### GIVEN PROBLEM
In the copy, keep every record exact and leave out all images.

++++++++

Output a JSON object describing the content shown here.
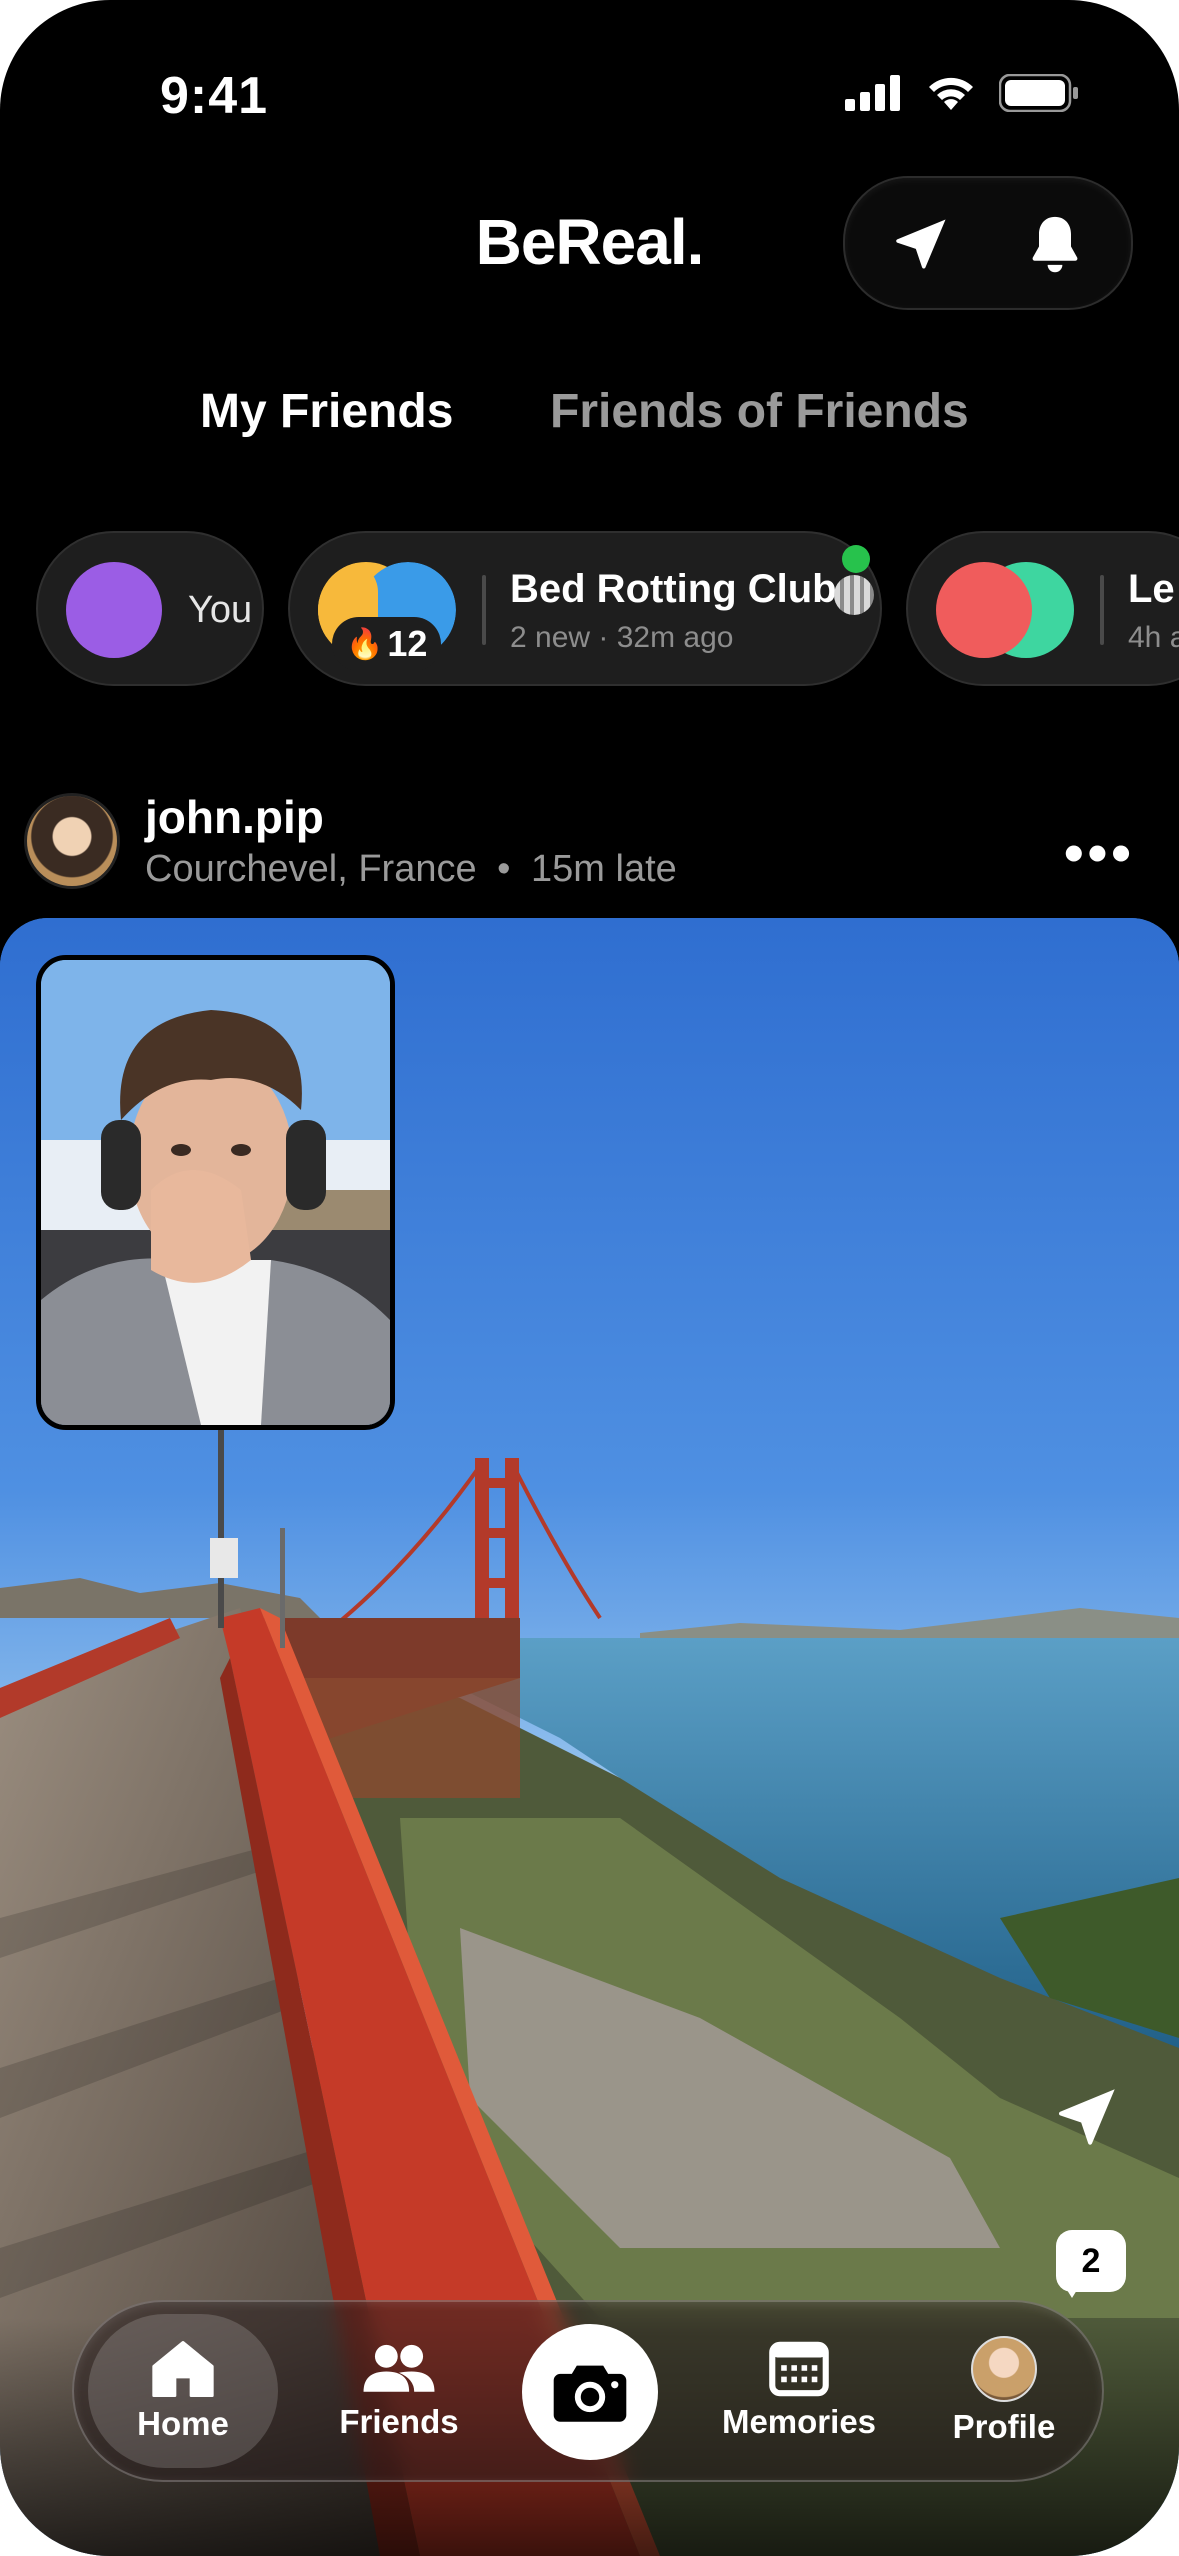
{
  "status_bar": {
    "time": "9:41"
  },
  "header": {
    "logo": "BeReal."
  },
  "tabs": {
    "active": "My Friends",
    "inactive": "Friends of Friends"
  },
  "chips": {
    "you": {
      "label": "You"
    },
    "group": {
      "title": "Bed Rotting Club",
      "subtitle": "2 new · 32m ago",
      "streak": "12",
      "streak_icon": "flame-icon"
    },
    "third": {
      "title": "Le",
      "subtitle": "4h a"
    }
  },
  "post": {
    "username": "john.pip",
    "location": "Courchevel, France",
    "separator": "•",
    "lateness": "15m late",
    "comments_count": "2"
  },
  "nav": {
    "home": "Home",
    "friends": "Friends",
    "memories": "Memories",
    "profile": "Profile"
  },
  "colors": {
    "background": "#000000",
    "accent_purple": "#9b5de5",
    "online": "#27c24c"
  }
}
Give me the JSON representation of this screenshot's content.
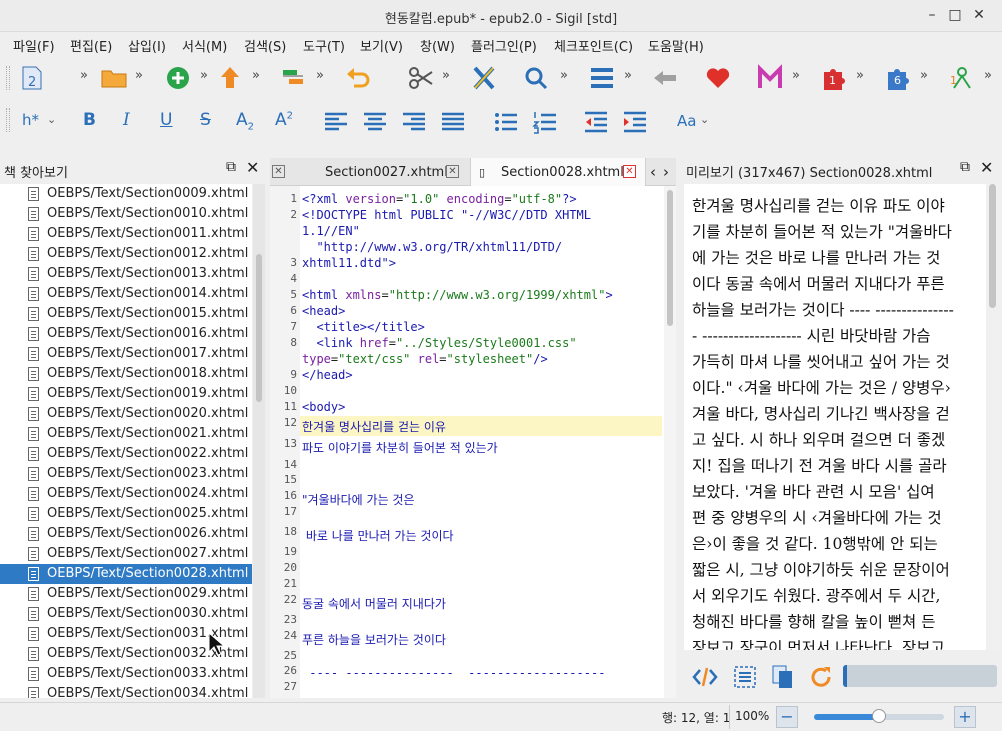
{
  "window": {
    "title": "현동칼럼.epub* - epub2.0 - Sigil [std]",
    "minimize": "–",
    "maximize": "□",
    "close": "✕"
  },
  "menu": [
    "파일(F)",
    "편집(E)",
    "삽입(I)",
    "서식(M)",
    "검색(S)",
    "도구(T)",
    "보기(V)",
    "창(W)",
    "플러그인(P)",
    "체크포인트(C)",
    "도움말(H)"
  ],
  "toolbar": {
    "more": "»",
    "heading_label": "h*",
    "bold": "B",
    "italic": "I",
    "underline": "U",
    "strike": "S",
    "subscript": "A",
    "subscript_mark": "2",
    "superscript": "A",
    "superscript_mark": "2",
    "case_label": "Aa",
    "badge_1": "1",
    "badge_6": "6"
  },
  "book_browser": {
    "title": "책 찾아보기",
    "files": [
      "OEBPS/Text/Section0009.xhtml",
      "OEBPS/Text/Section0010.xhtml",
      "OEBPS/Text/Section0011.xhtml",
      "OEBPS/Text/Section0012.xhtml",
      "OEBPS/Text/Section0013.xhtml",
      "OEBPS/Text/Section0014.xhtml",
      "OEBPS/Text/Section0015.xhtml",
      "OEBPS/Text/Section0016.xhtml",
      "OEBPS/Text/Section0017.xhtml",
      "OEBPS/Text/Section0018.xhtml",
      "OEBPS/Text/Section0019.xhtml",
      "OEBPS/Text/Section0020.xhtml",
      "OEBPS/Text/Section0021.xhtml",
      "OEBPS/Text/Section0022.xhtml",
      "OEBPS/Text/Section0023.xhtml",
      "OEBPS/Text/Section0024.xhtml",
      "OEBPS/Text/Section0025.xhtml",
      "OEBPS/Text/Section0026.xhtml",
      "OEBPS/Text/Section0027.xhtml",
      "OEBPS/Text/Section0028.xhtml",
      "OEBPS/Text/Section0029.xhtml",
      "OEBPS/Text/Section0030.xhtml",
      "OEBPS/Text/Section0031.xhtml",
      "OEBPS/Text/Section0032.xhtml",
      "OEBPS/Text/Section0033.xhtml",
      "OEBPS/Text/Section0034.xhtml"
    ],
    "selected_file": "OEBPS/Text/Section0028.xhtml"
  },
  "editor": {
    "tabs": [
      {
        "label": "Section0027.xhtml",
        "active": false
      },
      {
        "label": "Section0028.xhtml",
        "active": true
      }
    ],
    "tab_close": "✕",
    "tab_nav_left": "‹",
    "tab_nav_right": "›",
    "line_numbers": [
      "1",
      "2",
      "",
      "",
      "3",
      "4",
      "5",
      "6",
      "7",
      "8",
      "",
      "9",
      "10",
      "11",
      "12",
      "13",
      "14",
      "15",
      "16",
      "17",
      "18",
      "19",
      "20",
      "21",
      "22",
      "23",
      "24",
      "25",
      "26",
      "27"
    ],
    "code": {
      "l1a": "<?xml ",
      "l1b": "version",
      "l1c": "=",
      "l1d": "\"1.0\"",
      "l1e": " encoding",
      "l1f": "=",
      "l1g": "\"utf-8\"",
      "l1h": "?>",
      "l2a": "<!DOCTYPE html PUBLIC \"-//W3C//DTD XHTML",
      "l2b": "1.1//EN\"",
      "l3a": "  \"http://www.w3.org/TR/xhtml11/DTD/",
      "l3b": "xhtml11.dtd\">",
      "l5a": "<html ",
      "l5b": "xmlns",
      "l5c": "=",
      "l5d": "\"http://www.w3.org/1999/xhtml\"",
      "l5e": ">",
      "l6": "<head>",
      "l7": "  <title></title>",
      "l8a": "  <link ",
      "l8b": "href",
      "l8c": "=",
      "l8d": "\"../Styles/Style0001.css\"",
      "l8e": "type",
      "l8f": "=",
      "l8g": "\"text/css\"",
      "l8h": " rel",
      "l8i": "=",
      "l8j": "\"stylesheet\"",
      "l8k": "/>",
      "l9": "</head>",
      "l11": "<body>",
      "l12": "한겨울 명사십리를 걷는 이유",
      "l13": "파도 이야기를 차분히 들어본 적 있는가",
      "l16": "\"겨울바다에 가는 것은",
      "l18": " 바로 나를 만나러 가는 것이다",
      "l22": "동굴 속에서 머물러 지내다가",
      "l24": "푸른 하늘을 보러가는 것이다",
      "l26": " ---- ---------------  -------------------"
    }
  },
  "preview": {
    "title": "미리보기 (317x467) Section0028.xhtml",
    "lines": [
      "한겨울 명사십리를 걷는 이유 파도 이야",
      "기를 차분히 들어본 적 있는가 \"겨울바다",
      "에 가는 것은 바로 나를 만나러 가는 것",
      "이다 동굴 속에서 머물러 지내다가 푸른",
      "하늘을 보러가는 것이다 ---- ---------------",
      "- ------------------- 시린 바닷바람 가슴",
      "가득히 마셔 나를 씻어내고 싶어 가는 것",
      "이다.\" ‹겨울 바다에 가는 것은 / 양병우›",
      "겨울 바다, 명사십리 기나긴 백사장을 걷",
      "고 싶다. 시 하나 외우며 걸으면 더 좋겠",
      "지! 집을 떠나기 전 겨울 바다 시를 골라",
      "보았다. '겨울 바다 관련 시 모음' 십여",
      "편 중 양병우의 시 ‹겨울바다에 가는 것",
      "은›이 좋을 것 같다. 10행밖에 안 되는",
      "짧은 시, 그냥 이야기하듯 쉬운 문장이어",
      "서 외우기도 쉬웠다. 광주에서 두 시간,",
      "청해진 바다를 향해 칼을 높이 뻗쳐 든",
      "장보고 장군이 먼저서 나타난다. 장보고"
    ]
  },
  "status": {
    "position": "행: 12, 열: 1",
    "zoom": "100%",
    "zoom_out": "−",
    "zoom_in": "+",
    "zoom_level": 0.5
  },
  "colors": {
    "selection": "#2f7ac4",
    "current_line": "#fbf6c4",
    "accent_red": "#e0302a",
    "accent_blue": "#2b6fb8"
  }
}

++++++++

### OUTPUT FOR THIS EXERCISE
Output a JSON object describing the content shown here.
{
  "status_bar": {
    "time": "9:41"
  },
  "header": {
    "logo": "BeReal."
  },
  "tabs": {
    "active": "My Friends",
    "inactive": "Friends of Friends"
  },
  "chips": {
    "you": {
      "label": "You"
    },
    "group": {
      "title": "Bed Rotting Club",
      "subtitle": "2 new · 32m ago",
      "streak": "12",
      "streak_icon": "flame-icon"
    },
    "third": {
      "title": "Le",
      "subtitle": "4h a"
    }
  },
  "post": {
    "username": "john.pip",
    "location": "Courchevel, France",
    "separator": "•",
    "lateness": "15m late",
    "comments_count": "2"
  },
  "nav": {
    "home": "Home",
    "friends": "Friends",
    "memories": "Memories",
    "profile": "Profile"
  },
  "colors": {
    "background": "#000000",
    "accent_purple": "#9b5de5",
    "online": "#27c24c"
  }
}
Give me the JSON representation of this screenshot's content.
{
  "window": {
    "title": "현동칼럼.epub* - epub2.0 - Sigil [std]",
    "minimize": "–",
    "maximize": "□",
    "close": "✕"
  },
  "menu": [
    "파일(F)",
    "편집(E)",
    "삽입(I)",
    "서식(M)",
    "검색(S)",
    "도구(T)",
    "보기(V)",
    "창(W)",
    "플러그인(P)",
    "체크포인트(C)",
    "도움말(H)"
  ],
  "toolbar": {
    "more": "»",
    "heading_label": "h*",
    "bold": "B",
    "italic": "I",
    "underline": "U",
    "strike": "S",
    "subscript": "A",
    "subscript_mark": "2",
    "superscript": "A",
    "superscript_mark": "2",
    "case_label": "Aa",
    "badge_1": "1",
    "badge_6": "6"
  },
  "book_browser": {
    "title": "책 찾아보기",
    "files": [
      "OEBPS/Text/Section0009.xhtml",
      "OEBPS/Text/Section0010.xhtml",
      "OEBPS/Text/Section0011.xhtml",
      "OEBPS/Text/Section0012.xhtml",
      "OEBPS/Text/Section0013.xhtml",
      "OEBPS/Text/Section0014.xhtml",
      "OEBPS/Text/Section0015.xhtml",
      "OEBPS/Text/Section0016.xhtml",
      "OEBPS/Text/Section0017.xhtml",
      "OEBPS/Text/Section0018.xhtml",
      "OEBPS/Text/Section0019.xhtml",
      "OEBPS/Text/Section0020.xhtml",
      "OEBPS/Text/Section0021.xhtml",
      "OEBPS/Text/Section0022.xhtml",
      "OEBPS/Text/Section0023.xhtml",
      "OEBPS/Text/Section0024.xhtml",
      "OEBPS/Text/Section0025.xhtml",
      "OEBPS/Text/Section0026.xhtml",
      "OEBPS/Text/Section0027.xhtml",
      "OEBPS/Text/Section0028.xhtml",
      "OEBPS/Text/Section0029.xhtml",
      "OEBPS/Text/Section0030.xhtml",
      "OEBPS/Text/Section0031.xhtml",
      "OEBPS/Text/Section0032.xhtml",
      "OEBPS/Text/Section0033.xhtml",
      "OEBPS/Text/Section0034.xhtml"
    ],
    "selected_file": "OEBPS/Text/Section0028.xhtml"
  },
  "editor": {
    "tabs": [
      {
        "label": "Section0027.xhtml",
        "active": false
      },
      {
        "label": "Section0028.xhtml",
        "active": true
      }
    ],
    "tab_close": "✕",
    "tab_nav_left": "‹",
    "tab_nav_right": "›",
    "line_numbers": [
      "1",
      "2",
      "",
      "",
      "3",
      "4",
      "5",
      "6",
      "7",
      "8",
      "",
      "9",
      "10",
      "11",
      "12",
      "13",
      "14",
      "15",
      "16",
      "17",
      "18",
      "19",
      "20",
      "21",
      "22",
      "23",
      "24",
      "25",
      "26",
      "27"
    ],
    "code": {
      "l1a": "<?xml ",
      "l1b": "version",
      "l1c": "=",
      "l1d": "\"1.0\"",
      "l1e": " encoding",
      "l1f": "=",
      "l1g": "\"utf-8\"",
      "l1h": "?>",
      "l2a": "<!DOCTYPE html PUBLIC \"-//W3C//DTD XHTML",
      "l2b": "1.1//EN\"",
      "l3a": "  \"http://www.w3.org/TR/xhtml11/DTD/",
      "l3b": "xhtml11.dtd\">",
      "l5a": "<html ",
      "l5b": "xmlns",
      "l5c": "=",
      "l5d": "\"http://www.w3.org/1999/xhtml\"",
      "l5e": ">",
      "l6": "<head>",
      "l7": "  <title></title>",
      "l8a": "  <link ",
      "l8b": "href",
      "l8c": "=",
      "l8d": "\"../Styles/Style0001.css\"",
      "l8e": "type",
      "l8f": "=",
      "l8g": "\"text/css\"",
      "l8h": " rel",
      "l8i": "=",
      "l8j": "\"stylesheet\"",
      "l8k": "/>",
      "l9": "</head>",
      "l11": "<body>",
      "l12": "한겨울 명사십리를 걷는 이유",
      "l13": "파도 이야기를 차분히 들어본 적 있는가",
      "l16": "\"겨울바다에 가는 것은",
      "l18": " 바로 나를 만나러 가는 것이다",
      "l22": "동굴 속에서 머물러 지내다가",
      "l24": "푸른 하늘을 보러가는 것이다",
      "l26": " ---- ---------------  -------------------"
    }
  },
  "preview": {
    "title": "미리보기 (317x467) Section0028.xhtml",
    "lines": [
      "한겨울 명사십리를 걷는 이유 파도 이야",
      "기를 차분히 들어본 적 있는가 \"겨울바다",
      "에 가는 것은 바로 나를 만나러 가는 것",
      "이다 동굴 속에서 머물러 지내다가 푸른",
      "하늘을 보러가는 것이다 ---- ---------------",
      "- ------------------- 시린 바닷바람 가슴",
      "가득히 마셔 나를 씻어내고 싶어 가는 것",
      "이다.\" ‹겨울 바다에 가는 것은 / 양병우›",
      "겨울 바다, 명사십리 기나긴 백사장을 걷",
      "고 싶다. 시 하나 외우며 걸으면 더 좋겠",
      "지! 집을 떠나기 전 겨울 바다 시를 골라",
      "보았다. '겨울 바다 관련 시 모음' 십여",
      "편 중 양병우의 시 ‹겨울바다에 가는 것",
      "은›이 좋을 것 같다. 10행밖에 안 되는",
      "짧은 시, 그냥 이야기하듯 쉬운 문장이어",
      "서 외우기도 쉬웠다. 광주에서 두 시간,",
      "청해진 바다를 향해 칼을 높이 뻗쳐 든",
      "장보고 장군이 먼저서 나타난다. 장보고"
    ]
  },
  "status": {
    "position": "행: 12, 열: 1",
    "zoom": "100%",
    "zoom_out": "−",
    "zoom_in": "+",
    "zoom_level": 0.5
  },
  "colors": {
    "selection": "#2f7ac4",
    "current_line": "#fbf6c4",
    "accent_red": "#e0302a",
    "accent_blue": "#2b6fb8"
  }
}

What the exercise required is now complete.